**WORK TO COMPLETE:** Gather, from the listing beneath this task, every line holding the string "JSON".

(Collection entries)
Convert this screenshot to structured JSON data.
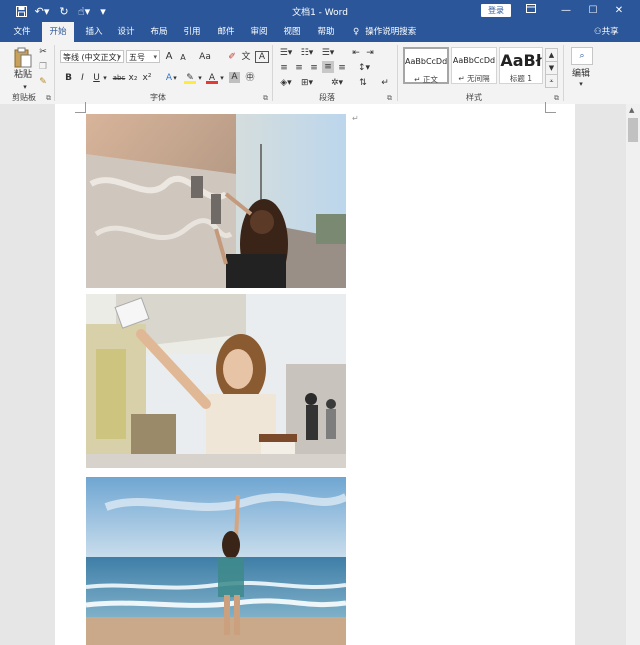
{
  "window": {
    "title": "文档1 - Word",
    "login_label": "登录",
    "minimize_icon": "minimize-icon",
    "maximize_icon": "maximize-icon",
    "close_icon": "close-icon"
  },
  "tabs": [
    {
      "label": "文件",
      "active": false
    },
    {
      "label": "开始",
      "active": true
    },
    {
      "label": "插入",
      "active": false
    },
    {
      "label": "设计",
      "active": false
    },
    {
      "label": "布局",
      "active": false
    },
    {
      "label": "引用",
      "active": false
    },
    {
      "label": "邮件",
      "active": false
    },
    {
      "label": "审阅",
      "active": false
    },
    {
      "label": "视图",
      "active": false
    },
    {
      "label": "帮助",
      "active": false
    }
  ],
  "tellme": "操作说明搜索",
  "share": "共享",
  "clipboard": {
    "paste_label": "粘贴",
    "group_label": "剪贴板"
  },
  "font": {
    "font_name": "等线 (中文正文)",
    "font_size": "五号",
    "group_label": "字体",
    "bold": "B",
    "italic": "I",
    "underline": "U",
    "strike": "abc",
    "subscript": "x₂",
    "superscript": "x²",
    "grow": "A",
    "shrink": "A",
    "case": "Aa"
  },
  "paragraph": {
    "group_label": "段落"
  },
  "styles": {
    "group_label": "样式",
    "items": [
      {
        "preview": "AaBbCcDd",
        "name": "↵ 正文"
      },
      {
        "preview": "AaBbCcDd",
        "name": "↵ 无间隔"
      },
      {
        "preview": "AaBł",
        "name": "标题 1"
      }
    ]
  },
  "editing": {
    "label": "编辑"
  },
  "document": {
    "paragraph_mark": "↵",
    "images": [
      "street-photo",
      "selfie-photo",
      "beach-photo"
    ]
  },
  "colors": {
    "brand": "#2b579a",
    "ribbon_bg": "#f3f3f3",
    "workspace": "#e6e6e6"
  }
}
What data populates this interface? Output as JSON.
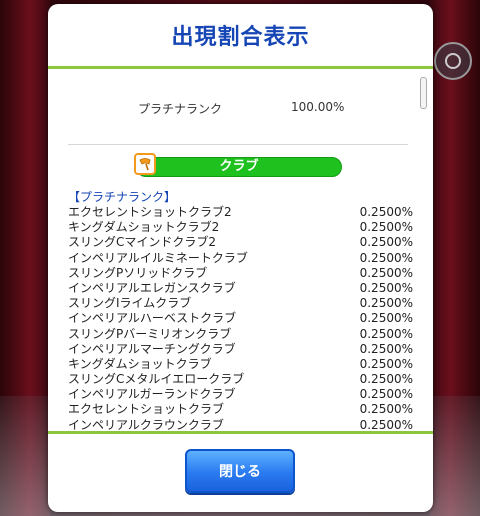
{
  "dialog": {
    "title": "出現割合表示",
    "summary": {
      "label": "プラチナランク",
      "value": "100.00%"
    },
    "category": {
      "label": "クラブ",
      "icon": "club-icon"
    },
    "section_title": "【プラチナランク】",
    "items": [
      {
        "name": "エクセレントショットクラブ2",
        "rate": "0.2500%"
      },
      {
        "name": "キングダムショットクラブ2",
        "rate": "0.2500%"
      },
      {
        "name": "スリングCマインドクラブ2",
        "rate": "0.2500%"
      },
      {
        "name": "インペリアルイルミネートクラブ",
        "rate": "0.2500%"
      },
      {
        "name": "スリングPソリッドクラブ",
        "rate": "0.2500%"
      },
      {
        "name": "インペリアルエレガンスクラブ",
        "rate": "0.2500%"
      },
      {
        "name": "スリングIライムクラブ",
        "rate": "0.2500%"
      },
      {
        "name": "インペリアルハーベストクラブ",
        "rate": "0.2500%"
      },
      {
        "name": "スリングPバーミリオンクラブ",
        "rate": "0.2500%"
      },
      {
        "name": "インペリアルマーチングクラブ",
        "rate": "0.2500%"
      },
      {
        "name": "キングダムショットクラブ",
        "rate": "0.2500%"
      },
      {
        "name": "スリングCメタルイエロークラブ",
        "rate": "0.2500%"
      },
      {
        "name": "インペリアルガーランドクラブ",
        "rate": "0.2500%"
      },
      {
        "name": "エクセレントショットクラブ",
        "rate": "0.2500%"
      },
      {
        "name": "インペリアルクラウンクラブ",
        "rate": "0.2500%"
      }
    ],
    "close_label": "閉じる"
  },
  "colors": {
    "title": "#1646b5",
    "accent_line": "#8cc63f",
    "category_bar": "#1fc11f",
    "button": "#2a7af0"
  }
}
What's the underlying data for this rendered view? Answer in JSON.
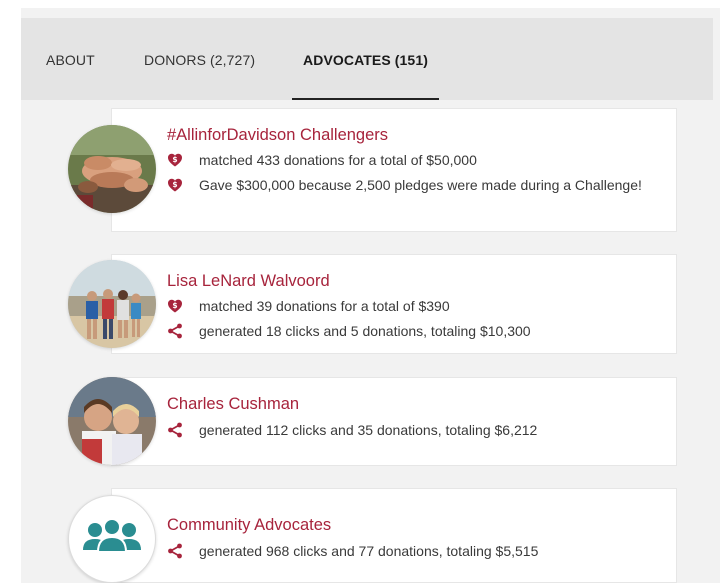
{
  "tabs": [
    {
      "label": "ABOUT",
      "active": false
    },
    {
      "label": "DONORS (2,727)",
      "active": false
    },
    {
      "label": "ADVOCATES (151)",
      "active": true
    }
  ],
  "colors": {
    "accent": "#a7243c",
    "share": "#a7243c",
    "community_icon": "#2a8d91"
  },
  "advocates": [
    {
      "name": "#AllinforDavidson Challengers",
      "avatar": "photo-hands-stacked",
      "lines": [
        {
          "icon": "heart-dollar-icon",
          "text": "matched 433 donations for a total of $50,000"
        },
        {
          "icon": "heart-dollar-icon",
          "text": "Gave $300,000 because 2,500 pledges were made during a Challenge!"
        }
      ]
    },
    {
      "name": "Lisa LeNard Walvoord",
      "avatar": "photo-family-beach",
      "lines": [
        {
          "icon": "heart-dollar-icon",
          "text": "matched 39 donations for a total of $390"
        },
        {
          "icon": "share-icon",
          "text": "generated 18 clicks and 5 donations, totaling $10,300"
        }
      ]
    },
    {
      "name": "Charles Cushman",
      "avatar": "photo-two-boys",
      "lines": [
        {
          "icon": "share-icon",
          "text": "generated 112 clicks and 35 donations, totaling $6,212"
        }
      ]
    },
    {
      "name": "Community Advocates",
      "avatar": "group-people-icon",
      "lines": [
        {
          "icon": "share-icon",
          "text": "generated 968 clicks and 77 donations, totaling $5,515"
        }
      ]
    }
  ]
}
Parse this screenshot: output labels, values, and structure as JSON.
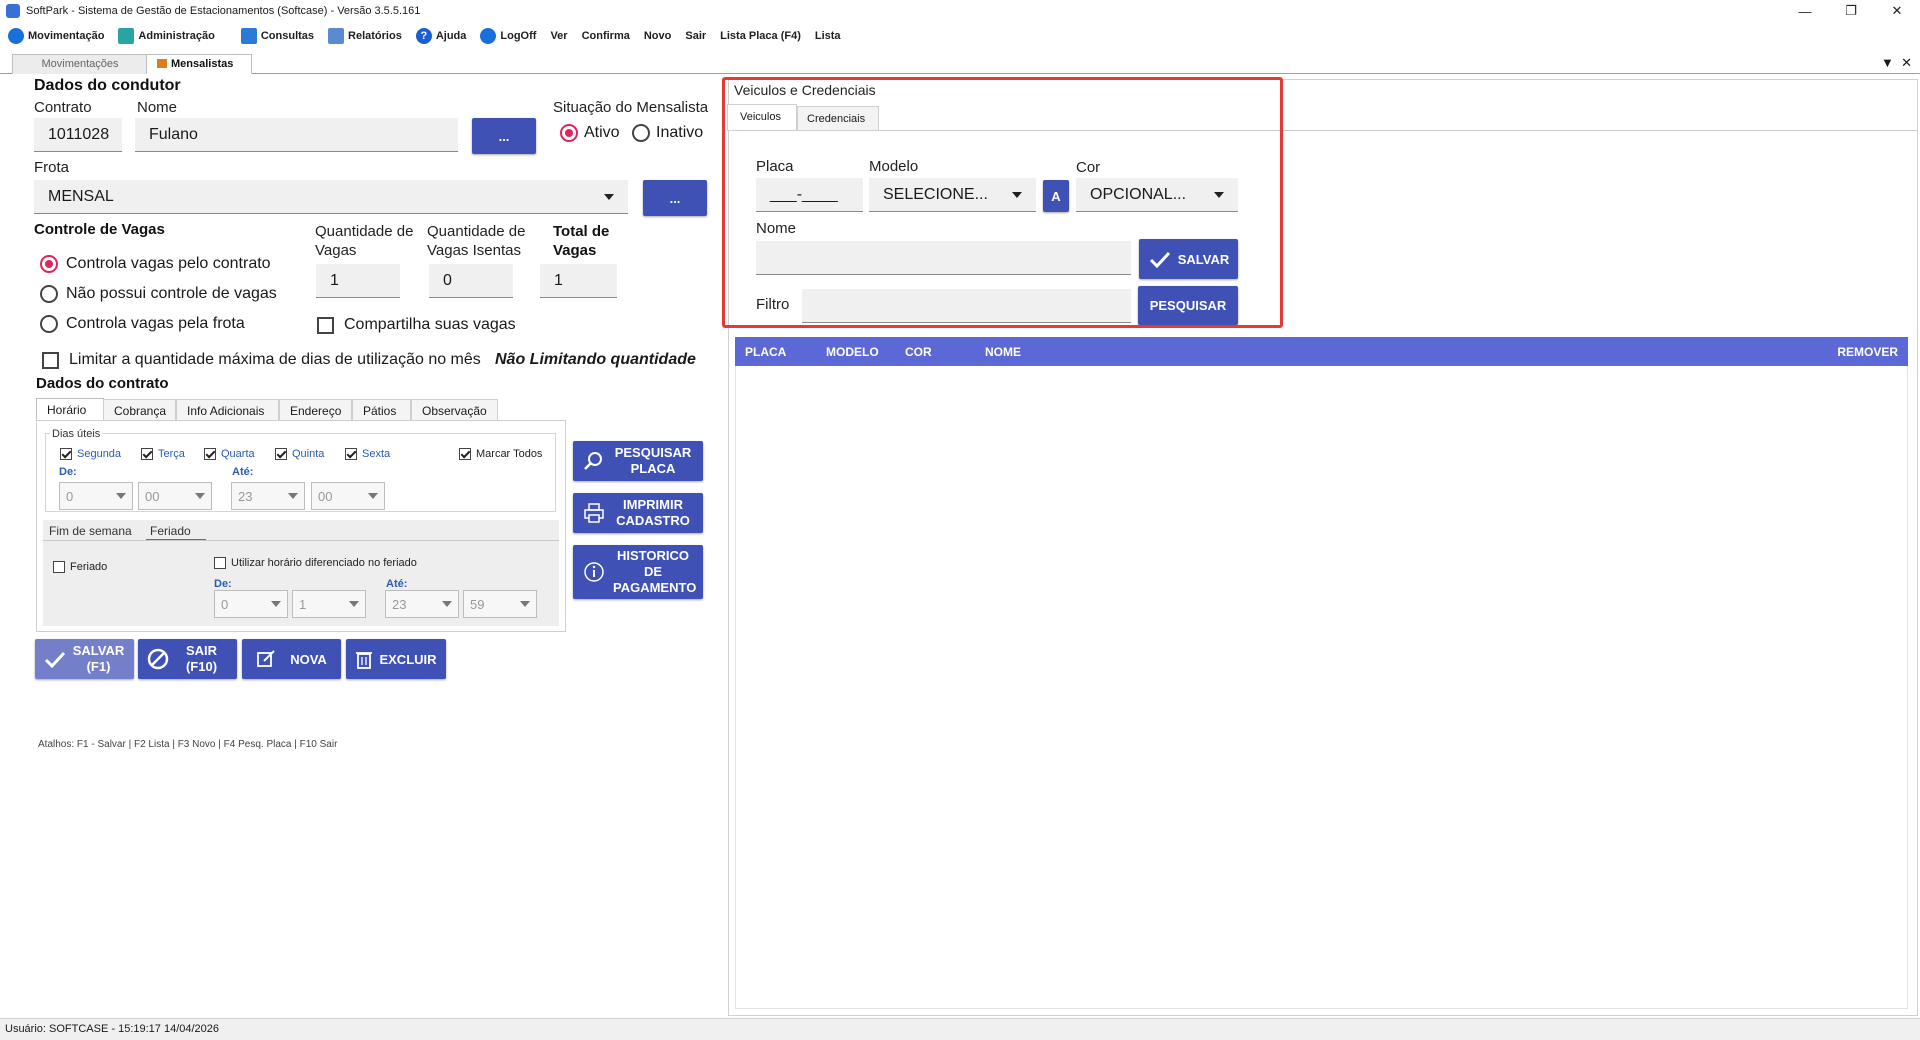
{
  "window": {
    "title": "SoftPark - Sistema de Gestão de Estacionamentos (Softcase) - Versão 3.5.5.161"
  },
  "menu": [
    {
      "label": "Movimentação",
      "color": "#1a6fd8"
    },
    {
      "label": "Administração",
      "color": "#2aa3a3"
    },
    {
      "label": "Consultas",
      "color": "#2a7bd8"
    },
    {
      "label": "Relatórios",
      "color": "#5a8ad0"
    },
    {
      "label": "Ajuda",
      "color": "#1a5fd0"
    },
    {
      "label": "LogOff",
      "color": "#1a6fd8"
    },
    {
      "label": "Ver"
    },
    {
      "label": "Confirma"
    },
    {
      "label": "Novo"
    },
    {
      "label": "Sair"
    },
    {
      "label": "Lista Placa (F4)"
    },
    {
      "label": "Lista"
    }
  ],
  "doc_tabs": [
    {
      "label": "Movimentações"
    },
    {
      "label": "Mensalistas"
    }
  ],
  "driver": {
    "section_title": "Dados do condutor",
    "contract_label": "Contrato",
    "contract_value": "1011028",
    "name_label": "Nome",
    "name_value": "Fulano",
    "lookup_btn": "...",
    "status_label": "Situação do Mensalista",
    "status_active": "Ativo",
    "status_inactive": "Inativo",
    "fleet_label": "Frota",
    "fleet_value": "MENSAL"
  },
  "vagas": {
    "title": "Controle de Vagas",
    "opt1": "Controla vagas pelo contrato",
    "opt2": "Não possui controle de vagas",
    "opt3": "Controla vagas pela frota",
    "qty_label": "Quantidade de Vagas",
    "qty_value": "1",
    "exempt_label": "Quantidade de Vagas Isentas",
    "exempt_value": "0",
    "total_label": "Total de Vagas",
    "total_value": "1",
    "share_label": "Compartilha suas vagas",
    "limit_label": "Limitar a quantidade máxima de dias de utilização no mês",
    "limit_status": "Não Limitando quantidade"
  },
  "contract": {
    "title": "Dados do contrato",
    "tabs": [
      "Horário",
      "Cobrança",
      "Info Adicionais",
      "Endereço",
      "Pátios",
      "Observação"
    ],
    "weekdays_title": "Dias úteis",
    "days": [
      "Segunda",
      "Terça",
      "Quarta",
      "Quinta",
      "Sexta"
    ],
    "mark_all": "Marcar Todos",
    "from_label": "De:",
    "to_label": "Até:",
    "from_h": "0",
    "from_m": "00",
    "to_h": "23",
    "to_m": "00",
    "subtabs": [
      "Fim de semana",
      "Feriado"
    ],
    "holiday_label": "Feriado",
    "holiday_diff_label": "Utilizar horário diferenciado no feriado",
    "hol_from_h": "0",
    "hol_from_m": "1",
    "hol_to_h": "23",
    "hol_to_m": "59"
  },
  "side_buttons": {
    "search_plate": "PESQUISAR PLACA",
    "print": "IMPRIMIR CADASTRO",
    "history": "HISTORICO DE PAGAMENTO"
  },
  "actions": {
    "save": "SALVAR (F1)",
    "exit": "SAIR (F10)",
    "new": "NOVA",
    "delete": "EXCLUIR"
  },
  "shortcuts": "Atalhos: F1 - Salvar | F2 Lista | F3 Novo | F4 Pesq. Placa | F10 Sair",
  "vehicles": {
    "title": "Veiculos e Credenciais",
    "tabs": [
      "Veiculos",
      "Credenciais"
    ],
    "plate_label": "Placa",
    "plate_value": "___-____",
    "model_label": "Modelo",
    "model_value": "SELECIONE...",
    "a_btn": "A",
    "color_label": "Cor",
    "color_value": "OPCIONAL...",
    "name_label": "Nome",
    "name_value": "",
    "save_btn": "SALVAR",
    "filter_label": "Filtro",
    "filter_value": "",
    "search_btn": "PESQUISAR",
    "columns": [
      "PLACA",
      "MODELO",
      "COR",
      "NOME",
      "REMOVER"
    ]
  },
  "status_bar": "Usuário:  SOFTCASE - 15:19:17 14/04/2026",
  "colors": {
    "accent": "#3f51b5",
    "grid_header": "#5c68d6",
    "highlight": "#e53935"
  }
}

**FINISHED ANSWER:**
Convert this screenshot to structured JSON data.
What data populates this interface? Output as JSON.
What's the underlying data for this rendered view? Answer in JSON.
Parse this screenshot: output labels, values, and structure as JSON.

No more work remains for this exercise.